▸ JOB
Which lines of the records contain "車内に備える予定の防災グッズを教えてください"? Collect every one of them.
--- start of STORED ROWS ---
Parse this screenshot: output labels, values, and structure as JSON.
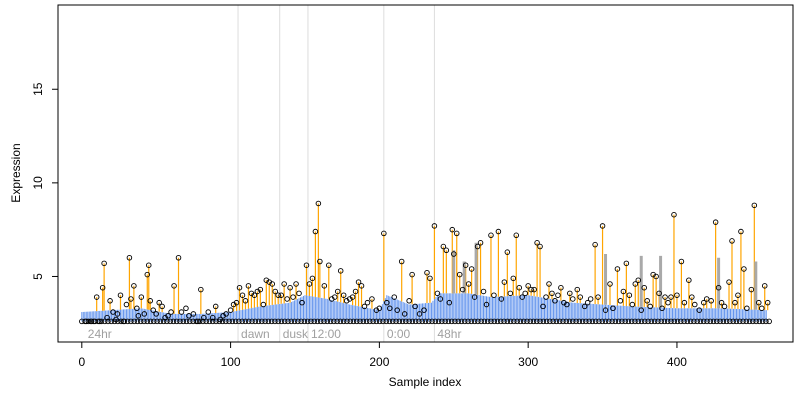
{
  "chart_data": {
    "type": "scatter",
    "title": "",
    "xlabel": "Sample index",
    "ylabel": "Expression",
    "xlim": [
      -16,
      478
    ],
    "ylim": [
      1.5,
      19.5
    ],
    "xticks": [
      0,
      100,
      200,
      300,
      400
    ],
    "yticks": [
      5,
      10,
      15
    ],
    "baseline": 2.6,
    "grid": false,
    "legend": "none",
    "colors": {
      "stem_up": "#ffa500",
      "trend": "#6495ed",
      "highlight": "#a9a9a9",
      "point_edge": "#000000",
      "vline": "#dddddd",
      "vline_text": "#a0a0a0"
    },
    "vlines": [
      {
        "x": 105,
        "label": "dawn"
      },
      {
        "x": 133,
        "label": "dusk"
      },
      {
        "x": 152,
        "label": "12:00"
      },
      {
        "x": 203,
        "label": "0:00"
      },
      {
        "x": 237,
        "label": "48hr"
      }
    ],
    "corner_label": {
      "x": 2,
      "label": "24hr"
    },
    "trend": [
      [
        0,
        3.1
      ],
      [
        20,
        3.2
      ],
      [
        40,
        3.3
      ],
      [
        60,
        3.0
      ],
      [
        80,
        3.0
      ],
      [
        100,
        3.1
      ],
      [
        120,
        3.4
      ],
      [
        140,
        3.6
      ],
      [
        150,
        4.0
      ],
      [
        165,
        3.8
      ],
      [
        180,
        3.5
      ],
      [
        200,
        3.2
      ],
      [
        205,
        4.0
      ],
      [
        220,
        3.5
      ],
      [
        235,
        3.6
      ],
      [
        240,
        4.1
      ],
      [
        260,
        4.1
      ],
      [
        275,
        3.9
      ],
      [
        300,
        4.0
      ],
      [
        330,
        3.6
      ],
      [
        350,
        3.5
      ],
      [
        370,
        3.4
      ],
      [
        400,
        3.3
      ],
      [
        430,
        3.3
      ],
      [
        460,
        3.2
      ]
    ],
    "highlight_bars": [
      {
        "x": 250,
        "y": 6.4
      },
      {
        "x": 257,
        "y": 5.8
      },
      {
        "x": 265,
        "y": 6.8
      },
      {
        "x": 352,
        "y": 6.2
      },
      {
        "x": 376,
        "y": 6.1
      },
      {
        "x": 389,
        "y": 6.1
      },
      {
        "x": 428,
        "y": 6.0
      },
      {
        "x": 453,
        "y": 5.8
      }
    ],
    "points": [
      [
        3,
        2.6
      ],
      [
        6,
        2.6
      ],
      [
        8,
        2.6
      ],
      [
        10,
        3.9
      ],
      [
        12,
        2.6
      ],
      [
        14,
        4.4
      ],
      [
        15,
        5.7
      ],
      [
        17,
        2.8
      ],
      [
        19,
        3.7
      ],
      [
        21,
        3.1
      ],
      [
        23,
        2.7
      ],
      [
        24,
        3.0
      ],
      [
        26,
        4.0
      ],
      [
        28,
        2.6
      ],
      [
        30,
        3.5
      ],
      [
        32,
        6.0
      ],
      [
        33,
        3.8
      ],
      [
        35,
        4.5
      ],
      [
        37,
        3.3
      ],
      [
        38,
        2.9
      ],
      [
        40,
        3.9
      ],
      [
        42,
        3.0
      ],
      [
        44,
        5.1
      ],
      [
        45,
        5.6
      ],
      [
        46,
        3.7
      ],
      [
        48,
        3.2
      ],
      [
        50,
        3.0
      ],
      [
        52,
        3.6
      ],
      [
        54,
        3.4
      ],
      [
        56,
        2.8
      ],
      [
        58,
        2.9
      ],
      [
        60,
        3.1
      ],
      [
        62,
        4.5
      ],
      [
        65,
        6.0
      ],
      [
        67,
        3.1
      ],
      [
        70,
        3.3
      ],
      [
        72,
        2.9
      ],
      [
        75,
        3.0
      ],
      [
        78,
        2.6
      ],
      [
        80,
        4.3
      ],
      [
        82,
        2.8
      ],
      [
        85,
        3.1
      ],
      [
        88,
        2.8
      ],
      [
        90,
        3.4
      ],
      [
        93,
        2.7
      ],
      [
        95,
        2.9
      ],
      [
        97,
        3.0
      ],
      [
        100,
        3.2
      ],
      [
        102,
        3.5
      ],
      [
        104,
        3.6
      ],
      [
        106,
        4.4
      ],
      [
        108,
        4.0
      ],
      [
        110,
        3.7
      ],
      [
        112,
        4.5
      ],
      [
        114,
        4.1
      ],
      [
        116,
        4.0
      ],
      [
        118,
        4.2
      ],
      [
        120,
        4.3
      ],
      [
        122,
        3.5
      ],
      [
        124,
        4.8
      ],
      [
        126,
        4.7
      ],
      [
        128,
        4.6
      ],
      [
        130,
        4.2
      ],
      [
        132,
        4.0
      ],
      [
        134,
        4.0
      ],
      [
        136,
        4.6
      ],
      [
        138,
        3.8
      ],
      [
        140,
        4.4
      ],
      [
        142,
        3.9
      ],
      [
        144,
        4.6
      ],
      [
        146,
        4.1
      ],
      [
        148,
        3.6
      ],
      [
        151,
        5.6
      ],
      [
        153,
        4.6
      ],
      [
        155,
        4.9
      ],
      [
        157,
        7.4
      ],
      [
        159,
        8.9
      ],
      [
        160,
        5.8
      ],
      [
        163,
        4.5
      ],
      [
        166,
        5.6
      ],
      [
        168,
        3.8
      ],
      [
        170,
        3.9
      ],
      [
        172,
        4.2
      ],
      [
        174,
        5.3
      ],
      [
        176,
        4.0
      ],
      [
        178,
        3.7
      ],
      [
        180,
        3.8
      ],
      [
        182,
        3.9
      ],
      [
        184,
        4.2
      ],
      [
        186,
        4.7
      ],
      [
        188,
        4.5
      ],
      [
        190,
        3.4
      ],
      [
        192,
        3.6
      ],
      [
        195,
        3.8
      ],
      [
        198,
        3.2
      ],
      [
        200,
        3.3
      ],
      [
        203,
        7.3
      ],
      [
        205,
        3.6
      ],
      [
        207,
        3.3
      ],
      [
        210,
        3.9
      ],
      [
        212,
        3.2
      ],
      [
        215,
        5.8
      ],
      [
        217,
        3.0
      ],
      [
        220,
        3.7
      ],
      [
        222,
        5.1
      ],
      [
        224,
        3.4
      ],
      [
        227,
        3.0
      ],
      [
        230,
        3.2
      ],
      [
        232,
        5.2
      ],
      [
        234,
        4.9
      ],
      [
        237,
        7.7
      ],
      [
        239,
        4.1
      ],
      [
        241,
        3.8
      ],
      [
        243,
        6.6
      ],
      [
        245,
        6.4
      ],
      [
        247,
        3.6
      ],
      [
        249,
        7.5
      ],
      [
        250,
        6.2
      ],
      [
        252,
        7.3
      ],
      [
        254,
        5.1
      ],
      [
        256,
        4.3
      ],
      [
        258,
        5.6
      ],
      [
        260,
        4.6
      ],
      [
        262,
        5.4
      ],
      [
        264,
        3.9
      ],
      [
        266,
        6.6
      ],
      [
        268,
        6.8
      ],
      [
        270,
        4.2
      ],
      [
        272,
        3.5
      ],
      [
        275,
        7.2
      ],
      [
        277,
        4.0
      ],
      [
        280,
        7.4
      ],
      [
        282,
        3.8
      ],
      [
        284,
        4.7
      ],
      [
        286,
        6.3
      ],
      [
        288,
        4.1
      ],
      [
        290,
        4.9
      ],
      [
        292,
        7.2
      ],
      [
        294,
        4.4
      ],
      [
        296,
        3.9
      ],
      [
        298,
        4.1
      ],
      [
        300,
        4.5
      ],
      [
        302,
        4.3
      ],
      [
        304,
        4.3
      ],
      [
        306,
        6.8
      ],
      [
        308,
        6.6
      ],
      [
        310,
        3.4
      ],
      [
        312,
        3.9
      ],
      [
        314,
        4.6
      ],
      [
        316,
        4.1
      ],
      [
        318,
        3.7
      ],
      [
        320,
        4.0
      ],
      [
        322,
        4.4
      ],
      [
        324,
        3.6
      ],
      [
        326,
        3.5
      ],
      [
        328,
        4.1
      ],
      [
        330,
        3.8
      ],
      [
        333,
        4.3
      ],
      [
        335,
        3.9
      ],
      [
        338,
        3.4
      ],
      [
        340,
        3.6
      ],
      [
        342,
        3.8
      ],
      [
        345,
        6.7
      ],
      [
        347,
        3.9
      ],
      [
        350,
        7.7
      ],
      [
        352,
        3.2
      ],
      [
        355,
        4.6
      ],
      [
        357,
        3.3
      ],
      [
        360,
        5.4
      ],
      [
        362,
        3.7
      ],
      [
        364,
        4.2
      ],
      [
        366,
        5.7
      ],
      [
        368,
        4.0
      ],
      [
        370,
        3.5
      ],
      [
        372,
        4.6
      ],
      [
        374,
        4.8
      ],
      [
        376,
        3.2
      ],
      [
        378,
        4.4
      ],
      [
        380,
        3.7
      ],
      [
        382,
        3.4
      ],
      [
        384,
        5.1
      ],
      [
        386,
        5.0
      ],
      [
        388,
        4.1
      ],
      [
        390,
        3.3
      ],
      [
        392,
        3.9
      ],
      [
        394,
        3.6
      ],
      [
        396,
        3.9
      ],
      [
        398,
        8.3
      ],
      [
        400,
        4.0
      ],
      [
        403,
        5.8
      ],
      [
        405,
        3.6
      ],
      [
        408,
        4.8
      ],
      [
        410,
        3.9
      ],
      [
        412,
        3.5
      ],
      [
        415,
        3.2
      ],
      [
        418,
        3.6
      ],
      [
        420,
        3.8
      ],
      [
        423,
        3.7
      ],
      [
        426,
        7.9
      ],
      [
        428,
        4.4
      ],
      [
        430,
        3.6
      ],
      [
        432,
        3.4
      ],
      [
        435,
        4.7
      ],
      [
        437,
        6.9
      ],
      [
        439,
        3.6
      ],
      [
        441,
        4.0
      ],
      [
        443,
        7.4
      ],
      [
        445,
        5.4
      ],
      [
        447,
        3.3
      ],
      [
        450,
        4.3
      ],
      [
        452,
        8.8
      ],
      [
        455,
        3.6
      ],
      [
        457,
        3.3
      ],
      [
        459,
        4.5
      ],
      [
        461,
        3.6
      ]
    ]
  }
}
--- end of STORED ROWS ---
--- start of STORED ROWS ---
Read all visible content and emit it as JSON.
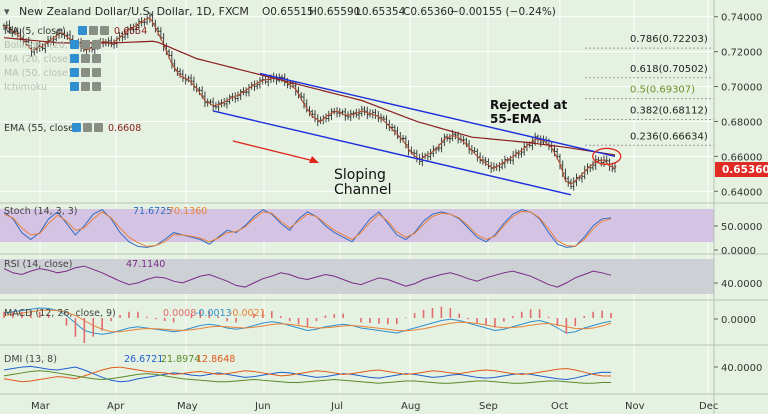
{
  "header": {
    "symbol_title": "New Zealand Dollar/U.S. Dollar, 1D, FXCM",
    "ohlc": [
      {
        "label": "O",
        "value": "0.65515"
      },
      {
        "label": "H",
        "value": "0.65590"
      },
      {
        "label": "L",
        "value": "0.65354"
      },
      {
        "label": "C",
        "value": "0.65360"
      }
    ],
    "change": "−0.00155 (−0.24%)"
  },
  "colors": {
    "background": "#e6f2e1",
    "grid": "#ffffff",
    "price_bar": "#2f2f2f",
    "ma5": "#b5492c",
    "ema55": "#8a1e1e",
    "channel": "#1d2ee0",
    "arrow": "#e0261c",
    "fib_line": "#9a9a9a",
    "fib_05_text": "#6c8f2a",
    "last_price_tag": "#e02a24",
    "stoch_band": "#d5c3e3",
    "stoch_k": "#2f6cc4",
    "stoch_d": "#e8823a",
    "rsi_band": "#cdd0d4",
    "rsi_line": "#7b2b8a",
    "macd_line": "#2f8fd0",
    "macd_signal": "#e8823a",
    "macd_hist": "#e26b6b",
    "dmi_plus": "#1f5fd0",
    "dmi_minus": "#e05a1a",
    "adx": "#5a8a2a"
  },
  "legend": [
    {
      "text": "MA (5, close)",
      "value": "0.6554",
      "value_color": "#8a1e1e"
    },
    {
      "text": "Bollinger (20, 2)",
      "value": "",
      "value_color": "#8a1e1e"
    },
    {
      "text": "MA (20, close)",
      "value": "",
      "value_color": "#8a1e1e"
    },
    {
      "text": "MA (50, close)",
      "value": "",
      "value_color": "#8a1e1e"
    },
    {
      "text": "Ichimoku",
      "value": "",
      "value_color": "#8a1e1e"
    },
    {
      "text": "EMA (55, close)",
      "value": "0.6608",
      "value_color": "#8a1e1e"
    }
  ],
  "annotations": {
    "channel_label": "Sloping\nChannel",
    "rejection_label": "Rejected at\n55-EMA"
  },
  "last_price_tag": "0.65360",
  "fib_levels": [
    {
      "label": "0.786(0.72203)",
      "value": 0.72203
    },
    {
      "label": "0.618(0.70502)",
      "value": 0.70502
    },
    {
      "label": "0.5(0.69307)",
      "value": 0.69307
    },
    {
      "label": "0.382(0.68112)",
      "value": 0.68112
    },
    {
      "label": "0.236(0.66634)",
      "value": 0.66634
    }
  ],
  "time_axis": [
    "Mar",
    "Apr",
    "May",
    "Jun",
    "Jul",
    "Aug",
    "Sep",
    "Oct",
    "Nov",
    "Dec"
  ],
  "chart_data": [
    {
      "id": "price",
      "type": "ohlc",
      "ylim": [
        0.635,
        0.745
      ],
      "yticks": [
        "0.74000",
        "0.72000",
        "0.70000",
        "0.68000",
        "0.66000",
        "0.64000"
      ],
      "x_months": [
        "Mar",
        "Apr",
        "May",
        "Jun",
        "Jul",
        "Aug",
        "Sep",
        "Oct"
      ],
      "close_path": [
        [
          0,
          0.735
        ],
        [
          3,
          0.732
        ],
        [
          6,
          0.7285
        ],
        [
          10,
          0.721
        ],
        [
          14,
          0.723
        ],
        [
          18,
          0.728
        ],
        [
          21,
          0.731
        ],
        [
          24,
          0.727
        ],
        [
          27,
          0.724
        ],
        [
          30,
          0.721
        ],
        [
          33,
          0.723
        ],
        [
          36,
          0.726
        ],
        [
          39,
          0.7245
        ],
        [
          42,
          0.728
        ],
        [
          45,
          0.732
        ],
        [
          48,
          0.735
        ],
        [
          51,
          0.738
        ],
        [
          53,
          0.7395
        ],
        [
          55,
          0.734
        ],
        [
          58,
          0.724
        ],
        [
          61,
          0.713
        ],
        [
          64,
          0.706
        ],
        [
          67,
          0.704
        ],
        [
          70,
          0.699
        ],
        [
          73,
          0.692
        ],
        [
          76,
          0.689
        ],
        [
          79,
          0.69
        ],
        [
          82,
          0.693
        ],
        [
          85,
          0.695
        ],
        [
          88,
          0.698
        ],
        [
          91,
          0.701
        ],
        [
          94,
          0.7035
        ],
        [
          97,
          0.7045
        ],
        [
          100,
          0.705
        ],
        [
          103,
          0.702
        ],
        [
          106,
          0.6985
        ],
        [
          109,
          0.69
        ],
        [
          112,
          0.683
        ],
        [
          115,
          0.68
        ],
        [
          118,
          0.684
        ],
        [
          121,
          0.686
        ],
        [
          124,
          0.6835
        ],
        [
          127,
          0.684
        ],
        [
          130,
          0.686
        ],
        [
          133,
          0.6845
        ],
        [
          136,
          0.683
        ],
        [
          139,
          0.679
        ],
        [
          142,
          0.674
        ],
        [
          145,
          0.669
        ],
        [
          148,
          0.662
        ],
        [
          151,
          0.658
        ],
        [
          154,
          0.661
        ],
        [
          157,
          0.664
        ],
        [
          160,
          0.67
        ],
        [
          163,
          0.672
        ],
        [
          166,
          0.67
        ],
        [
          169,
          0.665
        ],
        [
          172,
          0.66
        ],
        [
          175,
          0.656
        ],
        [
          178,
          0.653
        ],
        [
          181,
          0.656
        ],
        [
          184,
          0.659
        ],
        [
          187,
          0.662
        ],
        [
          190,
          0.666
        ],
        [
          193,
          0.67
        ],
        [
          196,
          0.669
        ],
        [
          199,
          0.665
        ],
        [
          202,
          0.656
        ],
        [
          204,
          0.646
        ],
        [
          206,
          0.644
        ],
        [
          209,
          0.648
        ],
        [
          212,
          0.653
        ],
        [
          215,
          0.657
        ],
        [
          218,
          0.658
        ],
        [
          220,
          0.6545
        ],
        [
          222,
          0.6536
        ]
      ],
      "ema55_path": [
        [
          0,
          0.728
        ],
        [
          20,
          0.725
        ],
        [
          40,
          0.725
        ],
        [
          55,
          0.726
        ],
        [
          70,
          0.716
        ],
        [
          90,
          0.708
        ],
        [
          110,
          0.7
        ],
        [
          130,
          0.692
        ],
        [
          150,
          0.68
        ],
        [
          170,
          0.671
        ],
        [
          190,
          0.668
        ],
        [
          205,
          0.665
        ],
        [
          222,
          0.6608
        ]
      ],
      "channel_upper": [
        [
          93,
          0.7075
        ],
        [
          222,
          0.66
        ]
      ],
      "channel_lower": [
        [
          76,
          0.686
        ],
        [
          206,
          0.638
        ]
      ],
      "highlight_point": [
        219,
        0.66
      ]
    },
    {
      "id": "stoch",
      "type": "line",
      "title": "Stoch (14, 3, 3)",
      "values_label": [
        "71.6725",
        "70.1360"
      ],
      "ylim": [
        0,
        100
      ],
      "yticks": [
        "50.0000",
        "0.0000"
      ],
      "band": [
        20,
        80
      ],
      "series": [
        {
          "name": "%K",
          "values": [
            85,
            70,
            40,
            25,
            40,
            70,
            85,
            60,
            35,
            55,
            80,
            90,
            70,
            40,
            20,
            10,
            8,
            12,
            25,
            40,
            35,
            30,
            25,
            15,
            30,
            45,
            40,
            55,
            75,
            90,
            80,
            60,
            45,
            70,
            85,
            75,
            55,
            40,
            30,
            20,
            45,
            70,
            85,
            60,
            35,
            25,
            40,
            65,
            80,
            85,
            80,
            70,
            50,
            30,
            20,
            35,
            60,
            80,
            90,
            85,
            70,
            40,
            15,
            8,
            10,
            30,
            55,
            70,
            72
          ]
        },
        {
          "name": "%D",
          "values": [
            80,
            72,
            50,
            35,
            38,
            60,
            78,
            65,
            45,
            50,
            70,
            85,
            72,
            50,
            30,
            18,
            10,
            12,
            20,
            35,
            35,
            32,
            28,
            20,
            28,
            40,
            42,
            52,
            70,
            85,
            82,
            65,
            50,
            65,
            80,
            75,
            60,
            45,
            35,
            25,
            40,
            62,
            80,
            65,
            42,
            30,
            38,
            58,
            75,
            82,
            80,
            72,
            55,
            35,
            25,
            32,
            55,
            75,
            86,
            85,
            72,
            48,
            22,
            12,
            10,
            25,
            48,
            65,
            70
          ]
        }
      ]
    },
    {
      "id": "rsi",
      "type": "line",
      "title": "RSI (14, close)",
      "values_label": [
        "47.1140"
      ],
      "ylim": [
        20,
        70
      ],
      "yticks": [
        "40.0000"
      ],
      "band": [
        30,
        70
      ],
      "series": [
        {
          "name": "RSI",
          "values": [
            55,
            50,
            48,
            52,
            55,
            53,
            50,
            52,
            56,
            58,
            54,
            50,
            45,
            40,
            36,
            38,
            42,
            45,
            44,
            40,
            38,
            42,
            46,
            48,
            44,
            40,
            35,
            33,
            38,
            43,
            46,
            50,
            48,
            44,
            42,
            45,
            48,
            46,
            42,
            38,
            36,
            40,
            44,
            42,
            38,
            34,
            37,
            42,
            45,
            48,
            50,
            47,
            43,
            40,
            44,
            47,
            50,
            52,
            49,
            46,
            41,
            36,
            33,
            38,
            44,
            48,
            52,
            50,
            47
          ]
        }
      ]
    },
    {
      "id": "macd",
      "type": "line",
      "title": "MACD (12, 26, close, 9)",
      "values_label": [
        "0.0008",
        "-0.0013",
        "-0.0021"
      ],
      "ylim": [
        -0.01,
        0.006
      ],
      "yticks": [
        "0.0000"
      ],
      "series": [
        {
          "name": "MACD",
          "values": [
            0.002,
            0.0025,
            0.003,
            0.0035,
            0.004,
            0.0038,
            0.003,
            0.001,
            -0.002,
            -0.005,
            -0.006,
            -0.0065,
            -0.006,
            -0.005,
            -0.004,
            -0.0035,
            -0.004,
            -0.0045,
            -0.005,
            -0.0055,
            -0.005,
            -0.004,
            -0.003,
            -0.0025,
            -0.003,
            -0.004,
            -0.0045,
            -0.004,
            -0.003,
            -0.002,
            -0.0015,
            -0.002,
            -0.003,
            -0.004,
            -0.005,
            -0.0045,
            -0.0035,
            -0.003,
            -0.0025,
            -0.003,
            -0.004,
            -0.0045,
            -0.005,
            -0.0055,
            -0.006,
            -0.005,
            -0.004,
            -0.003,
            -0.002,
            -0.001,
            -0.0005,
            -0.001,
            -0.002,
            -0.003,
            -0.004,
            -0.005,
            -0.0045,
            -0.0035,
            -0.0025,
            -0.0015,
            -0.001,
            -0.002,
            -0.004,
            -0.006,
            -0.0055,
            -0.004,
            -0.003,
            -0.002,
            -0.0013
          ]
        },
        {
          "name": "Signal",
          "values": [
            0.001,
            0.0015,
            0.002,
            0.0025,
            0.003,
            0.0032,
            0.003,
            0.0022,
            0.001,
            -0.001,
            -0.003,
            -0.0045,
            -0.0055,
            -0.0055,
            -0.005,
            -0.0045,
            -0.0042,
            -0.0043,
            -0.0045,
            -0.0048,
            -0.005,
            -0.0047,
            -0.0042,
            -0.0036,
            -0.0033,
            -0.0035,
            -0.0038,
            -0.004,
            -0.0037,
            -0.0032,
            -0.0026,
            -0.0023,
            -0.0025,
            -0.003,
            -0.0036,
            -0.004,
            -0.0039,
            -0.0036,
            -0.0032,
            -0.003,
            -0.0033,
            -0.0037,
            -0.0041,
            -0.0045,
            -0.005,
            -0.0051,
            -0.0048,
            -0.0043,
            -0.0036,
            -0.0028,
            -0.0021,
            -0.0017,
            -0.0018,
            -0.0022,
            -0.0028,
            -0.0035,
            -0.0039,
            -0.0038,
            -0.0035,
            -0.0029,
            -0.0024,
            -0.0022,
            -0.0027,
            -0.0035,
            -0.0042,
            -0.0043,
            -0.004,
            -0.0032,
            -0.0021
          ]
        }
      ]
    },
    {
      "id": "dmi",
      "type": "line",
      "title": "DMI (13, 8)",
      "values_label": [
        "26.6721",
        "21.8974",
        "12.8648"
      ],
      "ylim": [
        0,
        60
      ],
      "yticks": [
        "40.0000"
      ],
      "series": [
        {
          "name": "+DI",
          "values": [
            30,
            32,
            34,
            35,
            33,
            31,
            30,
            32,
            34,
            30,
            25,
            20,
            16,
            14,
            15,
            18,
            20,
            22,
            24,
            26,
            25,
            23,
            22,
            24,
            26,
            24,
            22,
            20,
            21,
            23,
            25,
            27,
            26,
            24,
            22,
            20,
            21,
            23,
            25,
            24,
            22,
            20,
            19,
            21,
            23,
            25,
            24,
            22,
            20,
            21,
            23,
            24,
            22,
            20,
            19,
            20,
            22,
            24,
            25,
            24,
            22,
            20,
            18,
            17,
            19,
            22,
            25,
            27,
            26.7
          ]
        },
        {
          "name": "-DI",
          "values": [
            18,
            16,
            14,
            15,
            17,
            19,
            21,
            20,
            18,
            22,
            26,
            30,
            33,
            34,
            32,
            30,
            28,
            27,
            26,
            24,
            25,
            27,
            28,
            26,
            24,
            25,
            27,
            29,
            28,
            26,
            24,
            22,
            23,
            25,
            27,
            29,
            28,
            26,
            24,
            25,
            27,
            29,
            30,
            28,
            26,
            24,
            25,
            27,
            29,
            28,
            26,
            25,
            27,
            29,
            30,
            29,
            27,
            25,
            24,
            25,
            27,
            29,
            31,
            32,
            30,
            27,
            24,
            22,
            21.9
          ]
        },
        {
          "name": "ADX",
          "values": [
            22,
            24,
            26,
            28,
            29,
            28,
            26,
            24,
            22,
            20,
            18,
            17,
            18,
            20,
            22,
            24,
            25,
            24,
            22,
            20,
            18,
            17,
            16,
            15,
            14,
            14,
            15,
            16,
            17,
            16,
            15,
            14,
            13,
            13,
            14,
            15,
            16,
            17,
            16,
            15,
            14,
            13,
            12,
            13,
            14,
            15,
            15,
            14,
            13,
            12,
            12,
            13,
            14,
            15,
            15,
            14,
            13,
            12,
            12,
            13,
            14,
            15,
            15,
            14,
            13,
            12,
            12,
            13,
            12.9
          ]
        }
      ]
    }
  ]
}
--- end of STORED ROWS ---
--- start of STORED ROWS ---
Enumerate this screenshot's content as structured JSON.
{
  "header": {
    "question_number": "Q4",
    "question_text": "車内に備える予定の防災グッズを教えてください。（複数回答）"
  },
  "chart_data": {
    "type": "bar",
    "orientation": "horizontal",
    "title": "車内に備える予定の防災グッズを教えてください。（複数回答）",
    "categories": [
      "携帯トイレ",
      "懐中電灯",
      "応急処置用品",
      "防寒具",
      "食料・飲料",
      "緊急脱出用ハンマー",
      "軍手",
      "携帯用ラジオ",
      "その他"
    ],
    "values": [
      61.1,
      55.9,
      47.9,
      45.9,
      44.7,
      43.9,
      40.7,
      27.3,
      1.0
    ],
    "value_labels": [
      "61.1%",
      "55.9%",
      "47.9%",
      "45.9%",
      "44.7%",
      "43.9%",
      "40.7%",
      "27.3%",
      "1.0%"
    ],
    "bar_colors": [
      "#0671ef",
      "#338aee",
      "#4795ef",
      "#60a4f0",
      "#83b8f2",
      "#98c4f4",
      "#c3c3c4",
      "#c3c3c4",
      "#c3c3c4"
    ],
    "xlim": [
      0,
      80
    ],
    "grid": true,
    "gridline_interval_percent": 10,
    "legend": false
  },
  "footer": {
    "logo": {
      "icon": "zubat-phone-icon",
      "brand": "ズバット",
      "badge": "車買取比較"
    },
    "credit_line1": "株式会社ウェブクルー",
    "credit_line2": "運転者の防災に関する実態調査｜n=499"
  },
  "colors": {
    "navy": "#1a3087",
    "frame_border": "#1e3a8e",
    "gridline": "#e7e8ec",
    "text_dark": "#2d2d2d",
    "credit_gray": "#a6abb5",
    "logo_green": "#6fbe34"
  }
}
--- end of STORED ROWS ---
▸ REPLY TO THE EXERCISE
    "question_text": "車内に備える予定の防災グッズを教えてください。（複数回答）"
    "title": "車内に備える予定の防災グッズを教えてください。（複数回答）",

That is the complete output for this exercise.